**Tekstfragment:**
Humor betekent niet dat alles kan
Nogmaals, een gebrek aan respect geeft niemand vrijgeleide om in het rond te gaan schieten. Maar ik ben geschrokken door het grote aantal mensen die het blijkbaar normaal vinden dat een medium polariserende, haatdragende inhoud publiceert. Meer nog, Charlie Hebdo wordt nu langs alle kanten toegejuicht als de vlagdrager van de vrijheid, als een soort dappere guerrillabeweging die vooral moet blijven draaien. Zo’n soort journalist wil ik niet zijn.
"Ja, maar het is allemaal om te lachen!", hoor ik u zeggen. "Moslims hebben gewoon geen gevoel voor zelfrelativering!" Tja. Als gelijkaardige dingen gepubliceerd zouden worden over joden, hebben we meteen te maken met antisemitisme en staat de halve wereld op haar kop. Als ik zeg dat iemand verwijfd is, kan ik ook beweren dat dat om te lachen is, maar de persoon tegen wie ik het zeg zal daar vast anders over denken.

(Vermeldingen uit layoutdataset)
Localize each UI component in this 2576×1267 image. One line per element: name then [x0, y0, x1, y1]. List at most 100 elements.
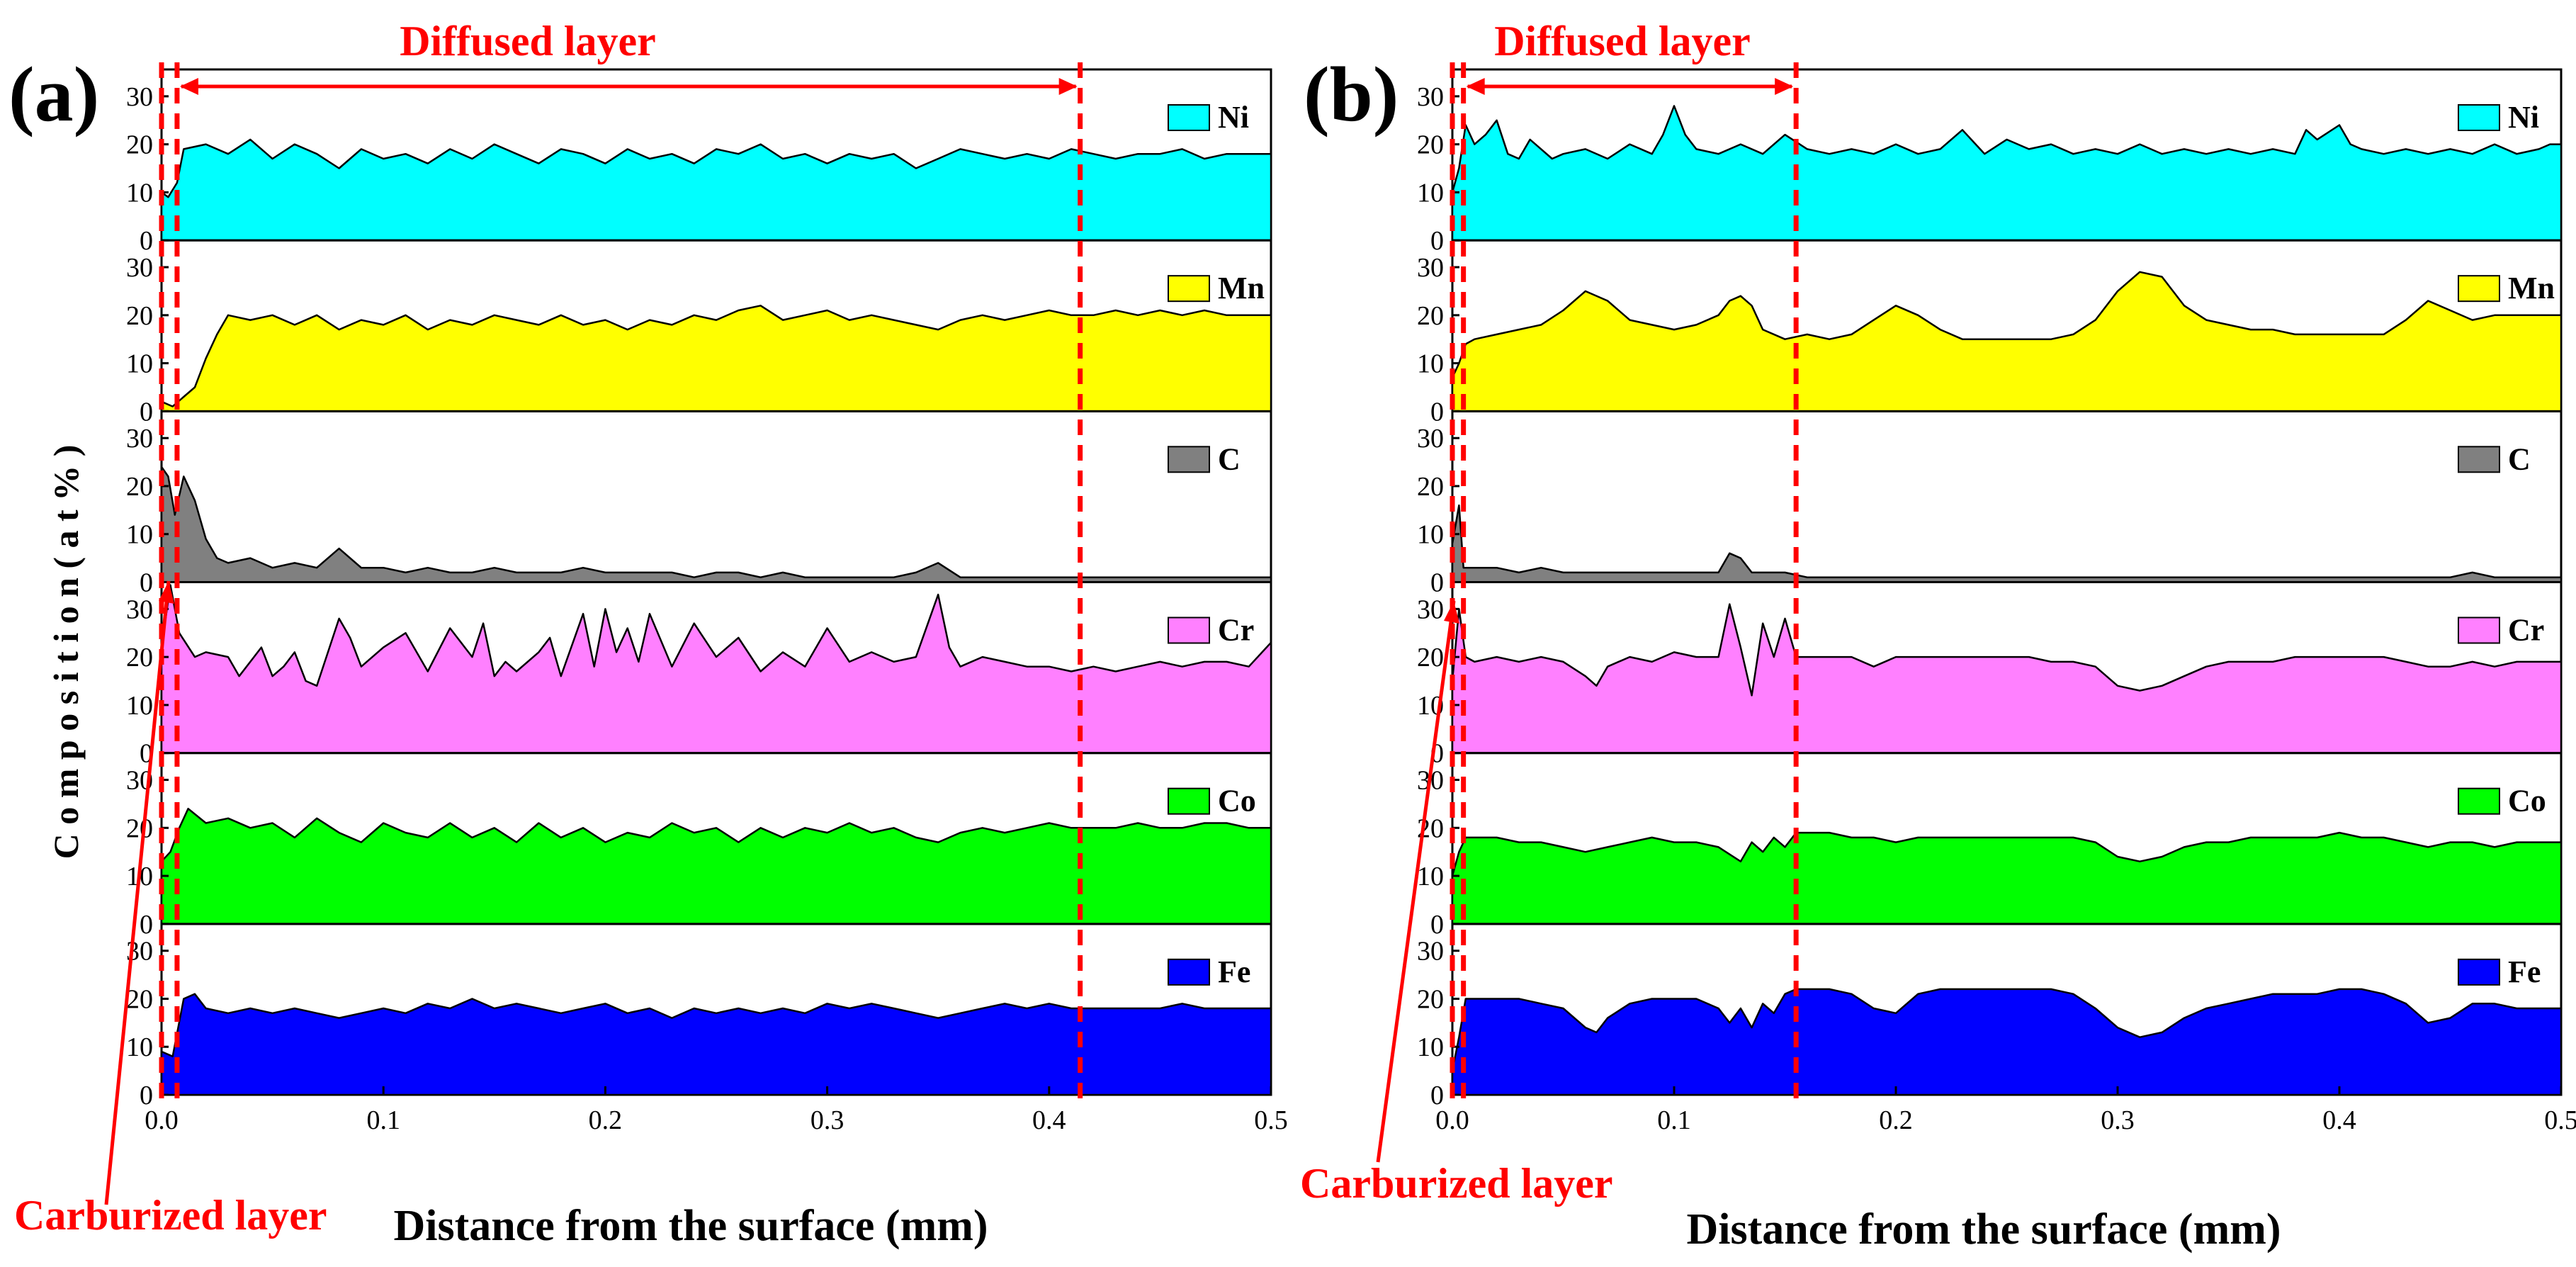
y-tick-label: 10: [1417, 349, 1444, 379]
y-tick-label: 0: [140, 397, 153, 427]
x-tick-label: 0.1: [1657, 1105, 1691, 1135]
ni-series-area: [160, 138, 1272, 242]
panel-b-diffused-label: Diffused layer: [1494, 18, 1751, 64]
fe-series-area: [160, 993, 1272, 1096]
y-tick-label: 0: [140, 568, 153, 598]
panel-a: (a) Diffused layer 0 10 20 30 Ni 0 10 20 30 Mn 0 10…: [9, 18, 1288, 1250]
x-tick-label: 0.5: [1254, 1105, 1288, 1135]
y-tick-label: 20: [1417, 472, 1444, 502]
cr-legend-label: Cr: [1218, 613, 1254, 648]
panel-b-strip-mn: 0 10 20 30 Mn: [1417, 239, 2563, 427]
x-tick-label: 0.5: [2544, 1105, 2576, 1135]
y-tick-label: 0: [140, 1081, 153, 1110]
panel-a-carburized-label: Carburized layer: [14, 1192, 327, 1239]
panel-a-diffused-label: Diffused layer: [400, 18, 656, 64]
y-tick-label: 30: [126, 253, 153, 283]
y-tick-label: 20: [126, 130, 153, 160]
y-tick-label: 10: [1417, 1032, 1444, 1062]
c-legend-label: C: [2508, 441, 2531, 476]
y-tick-label: 20: [126, 472, 153, 502]
x-tick-label: 0.3: [810, 1105, 844, 1135]
mn-legend-swatch: [2458, 275, 2500, 303]
co-legend-swatch: [1168, 787, 1210, 815]
c-series-area: [1451, 504, 2563, 583]
y-tick-label: 30: [1417, 424, 1444, 454]
fe-legend-swatch: [2458, 958, 2500, 986]
y-tick-label: 30: [126, 595, 153, 624]
y-axis-label: C o m p o s i t i o n ( a t % ): [46, 445, 86, 860]
y-tick-label: 10: [126, 349, 153, 379]
carburized-pointer-head: [159, 581, 174, 604]
mn-series-area: [160, 305, 1272, 412]
y-tick-label: 20: [126, 813, 153, 843]
co-series-area: [1451, 831, 2563, 925]
panel-b-x-axis-label: Distance from the surface (mm): [1686, 1205, 2281, 1254]
mn-legend-swatch: [1168, 275, 1210, 303]
y-tick-label: 30: [1417, 595, 1444, 624]
c-legend-label: C: [1218, 441, 1241, 476]
ni-series-area: [1451, 105, 2563, 242]
panel-b-label: (b): [1304, 51, 1399, 137]
y-tick-label: 30: [1417, 253, 1444, 283]
panel-b-plot-area: 0 10 20 30 Ni 0 10 20 30 Mn 0 10 20 30 C 0 10 20 30 Cr 0 10 20…: [1376, 62, 2576, 1163]
carburized-pointer-head: [1444, 601, 1459, 624]
cr-series-area: [1451, 603, 2563, 754]
y-tick-label: 0: [140, 910, 153, 940]
y-tick-label: 10: [1417, 178, 1444, 208]
y-tick-label: 0: [1430, 226, 1444, 256]
x-tick-label: 0.2: [589, 1105, 623, 1135]
y-tick-label: 10: [1417, 520, 1444, 550]
panel-b-strip-ni: 0 10 20 30 Ni: [1417, 68, 2563, 256]
co-series-area: [160, 807, 1272, 925]
cr-legend-swatch: [1168, 616, 1210, 644]
mn-series-area: [1451, 271, 2563, 412]
y-tick-label: 20: [126, 643, 153, 672]
fe-legend-label: Fe: [1218, 955, 1250, 989]
ni-legend-label: Ni: [2508, 100, 2539, 135]
y-tick-label: 20: [1417, 301, 1444, 331]
y-tick-label: 0: [1430, 397, 1444, 427]
y-tick-label: 20: [126, 984, 153, 1014]
fe-series-area: [1451, 988, 2563, 1096]
x-tick-label: 0.2: [1879, 1105, 1913, 1135]
y-tick-label: 10: [126, 691, 153, 721]
y-tick-label: 0: [1430, 910, 1444, 940]
y-tick-label: 30: [126, 424, 153, 454]
carburized-pointer-line: [1376, 600, 1456, 1163]
y-tick-label: 0: [1430, 1081, 1444, 1110]
diffused-arrow-head-left: [1466, 78, 1485, 95]
x-tick-label: 0.4: [1032, 1105, 1066, 1135]
c-legend-swatch: [1168, 446, 1210, 473]
panel-a-strip-co: 0102030Co: [126, 752, 1272, 940]
ni-legend-swatch: [2458, 104, 2500, 131]
mn-legend-label: Mn: [2508, 271, 2555, 305]
y-tick-label: 30: [126, 82, 153, 112]
panel-b-strip-fe: 0 10 20 30 Fe: [1417, 923, 2563, 1110]
ni-legend-label: Ni: [1218, 100, 1249, 135]
y-tick-label: 10: [126, 1032, 153, 1062]
x-tick-label: 0.4: [2322, 1105, 2356, 1135]
y-tick-label: 20: [1417, 984, 1444, 1014]
y-tick-label: 0: [140, 226, 153, 256]
x-tick-label: 0.3: [2101, 1105, 2135, 1135]
panel-a-plot-area: 0 10 20 30 Ni 0 10 20 30 Mn 0 10 20 30 C 0 10 20 30 Cr 0 10 20…: [104, 62, 1288, 1205]
y-tick-label: 20: [126, 301, 153, 331]
panel-b: (b) Diffused layer 0 10 20 30 Ni 0 10 20 30 Mn 0 10…: [1300, 18, 2576, 1254]
y-tick-label: 10: [126, 178, 153, 208]
y-tick-label: 20: [1417, 643, 1444, 672]
y-tick-label: 10: [126, 520, 153, 550]
diffused-arrow-head-right: [1775, 78, 1794, 95]
co-legend-label: Co: [2508, 784, 2546, 818]
x-tick-label: 0.0: [1435, 1105, 1469, 1135]
cr-legend-label: Cr: [2508, 613, 2544, 648]
co-legend-swatch: [2458, 787, 2500, 815]
fe-legend-swatch: [1168, 958, 1210, 986]
ni-legend-swatch: [1168, 104, 1210, 131]
co-legend-label: Co: [1218, 784, 1256, 818]
cr-legend-swatch: [2458, 616, 2500, 644]
panel-a-strip-mn: 0 10 20 30 Mn: [126, 239, 1272, 427]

**Opdracht:** Herhaal woord voor woord het stuk uit de tekst over humor en Charlie Hebdo, van "Humor betekent niet" tot en met "ik niet zijn.". De records zijn hiervoor niet nodig.

**Verwacht resultaat:**
Humor betekent niet dat alles kan
Nogmaals, een gebrek aan respect geeft niemand vrijgeleide om in het rond te gaan schieten. Maar ik ben geschrokken door het grote aantal mensen die het blijkbaar normaal vinden dat een medium polariserende, haatdragende inhoud publiceert. Meer nog, Charlie Hebdo wordt nu langs alle kanten toegejuicht als de vlagdrager van de vrijheid, als een soort dappere guerrillabeweging die vooral moet blijven draaien. Zo’n soort journalist wil ik niet zijn.